**Task:** Copy out all lines of the records in which the word "stark" appears.
━━ Raw records
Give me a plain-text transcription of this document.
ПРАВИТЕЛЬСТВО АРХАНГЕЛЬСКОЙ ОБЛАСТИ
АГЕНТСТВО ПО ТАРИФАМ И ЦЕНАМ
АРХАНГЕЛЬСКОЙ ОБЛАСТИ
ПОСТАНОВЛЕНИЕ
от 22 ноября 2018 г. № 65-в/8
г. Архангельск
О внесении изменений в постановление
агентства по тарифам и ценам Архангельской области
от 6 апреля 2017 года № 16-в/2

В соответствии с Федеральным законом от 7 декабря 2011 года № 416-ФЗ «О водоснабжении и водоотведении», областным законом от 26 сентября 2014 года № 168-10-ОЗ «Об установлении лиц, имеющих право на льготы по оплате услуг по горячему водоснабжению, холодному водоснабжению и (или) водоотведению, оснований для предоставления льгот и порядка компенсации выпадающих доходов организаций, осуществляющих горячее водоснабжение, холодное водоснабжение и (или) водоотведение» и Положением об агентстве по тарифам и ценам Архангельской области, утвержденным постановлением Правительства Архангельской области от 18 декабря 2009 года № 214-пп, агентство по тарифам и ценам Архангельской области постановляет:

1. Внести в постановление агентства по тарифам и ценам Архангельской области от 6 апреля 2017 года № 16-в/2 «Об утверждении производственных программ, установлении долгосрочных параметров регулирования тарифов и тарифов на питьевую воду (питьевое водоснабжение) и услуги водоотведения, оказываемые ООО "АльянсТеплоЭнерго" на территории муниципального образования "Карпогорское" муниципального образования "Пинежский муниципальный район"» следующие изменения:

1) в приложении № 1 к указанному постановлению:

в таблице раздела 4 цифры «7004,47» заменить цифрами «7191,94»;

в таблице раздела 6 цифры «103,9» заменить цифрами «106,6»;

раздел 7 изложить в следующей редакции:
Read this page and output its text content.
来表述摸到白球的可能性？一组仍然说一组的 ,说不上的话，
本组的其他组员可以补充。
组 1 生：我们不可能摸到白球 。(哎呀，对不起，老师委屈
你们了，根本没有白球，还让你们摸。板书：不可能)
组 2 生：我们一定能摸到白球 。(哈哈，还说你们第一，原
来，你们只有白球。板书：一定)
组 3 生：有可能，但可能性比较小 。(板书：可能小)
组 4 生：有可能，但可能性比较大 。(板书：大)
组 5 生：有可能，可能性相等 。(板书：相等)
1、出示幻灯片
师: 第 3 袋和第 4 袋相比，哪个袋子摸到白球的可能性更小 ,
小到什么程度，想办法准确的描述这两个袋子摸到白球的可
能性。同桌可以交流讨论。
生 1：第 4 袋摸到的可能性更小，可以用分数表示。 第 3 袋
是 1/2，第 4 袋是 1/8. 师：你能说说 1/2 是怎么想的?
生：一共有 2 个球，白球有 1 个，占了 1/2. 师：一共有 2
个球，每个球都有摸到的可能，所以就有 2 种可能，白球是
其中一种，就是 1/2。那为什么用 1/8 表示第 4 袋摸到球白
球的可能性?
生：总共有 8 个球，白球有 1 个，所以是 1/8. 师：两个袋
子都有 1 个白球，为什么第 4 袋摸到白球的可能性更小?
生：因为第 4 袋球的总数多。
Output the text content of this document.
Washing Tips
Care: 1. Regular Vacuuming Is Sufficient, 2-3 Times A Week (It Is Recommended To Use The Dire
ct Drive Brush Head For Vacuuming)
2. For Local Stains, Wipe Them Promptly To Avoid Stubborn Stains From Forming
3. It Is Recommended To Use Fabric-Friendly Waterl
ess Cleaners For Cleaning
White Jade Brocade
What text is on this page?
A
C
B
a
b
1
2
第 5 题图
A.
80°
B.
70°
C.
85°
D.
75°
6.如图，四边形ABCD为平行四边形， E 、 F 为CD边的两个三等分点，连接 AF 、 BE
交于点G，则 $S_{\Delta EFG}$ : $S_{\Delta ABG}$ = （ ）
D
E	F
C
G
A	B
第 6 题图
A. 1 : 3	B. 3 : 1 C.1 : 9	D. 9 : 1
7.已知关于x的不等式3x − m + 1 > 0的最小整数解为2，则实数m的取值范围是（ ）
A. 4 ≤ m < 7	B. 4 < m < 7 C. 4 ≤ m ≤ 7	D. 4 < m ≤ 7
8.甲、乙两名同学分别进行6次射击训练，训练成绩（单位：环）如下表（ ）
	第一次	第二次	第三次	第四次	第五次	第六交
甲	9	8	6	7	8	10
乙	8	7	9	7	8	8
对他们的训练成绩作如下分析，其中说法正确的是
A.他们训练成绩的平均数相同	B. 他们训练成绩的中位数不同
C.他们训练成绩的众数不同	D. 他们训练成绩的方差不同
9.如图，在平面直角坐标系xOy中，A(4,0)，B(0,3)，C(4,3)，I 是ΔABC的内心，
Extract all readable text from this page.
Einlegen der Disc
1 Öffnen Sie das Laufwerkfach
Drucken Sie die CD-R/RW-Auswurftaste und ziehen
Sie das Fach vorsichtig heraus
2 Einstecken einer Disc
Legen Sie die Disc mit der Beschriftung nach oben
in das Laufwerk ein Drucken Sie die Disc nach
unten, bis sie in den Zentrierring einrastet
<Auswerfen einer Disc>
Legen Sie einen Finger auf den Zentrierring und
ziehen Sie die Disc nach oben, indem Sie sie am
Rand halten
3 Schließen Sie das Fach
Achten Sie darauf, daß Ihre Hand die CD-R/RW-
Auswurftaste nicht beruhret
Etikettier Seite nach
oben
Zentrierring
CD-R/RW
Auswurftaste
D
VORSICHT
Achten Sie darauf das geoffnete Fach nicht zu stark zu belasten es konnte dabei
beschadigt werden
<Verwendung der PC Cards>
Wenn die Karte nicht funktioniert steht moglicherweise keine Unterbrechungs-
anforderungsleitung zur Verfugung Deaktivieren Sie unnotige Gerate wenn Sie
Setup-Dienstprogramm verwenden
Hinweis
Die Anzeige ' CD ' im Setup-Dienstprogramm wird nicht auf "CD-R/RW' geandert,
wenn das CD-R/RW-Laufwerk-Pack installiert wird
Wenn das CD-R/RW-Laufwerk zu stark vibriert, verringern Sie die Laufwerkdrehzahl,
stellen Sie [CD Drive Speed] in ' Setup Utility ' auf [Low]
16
━━━━
**Solution for this task:**
Achten Sie darauf das geoffnete Fach nicht zu stark zu belasten es konnte dabei
Wenn das CD-R/RW-Laufwerk zu stark vibriert, verringern Sie die Laufwerkdrehzahl,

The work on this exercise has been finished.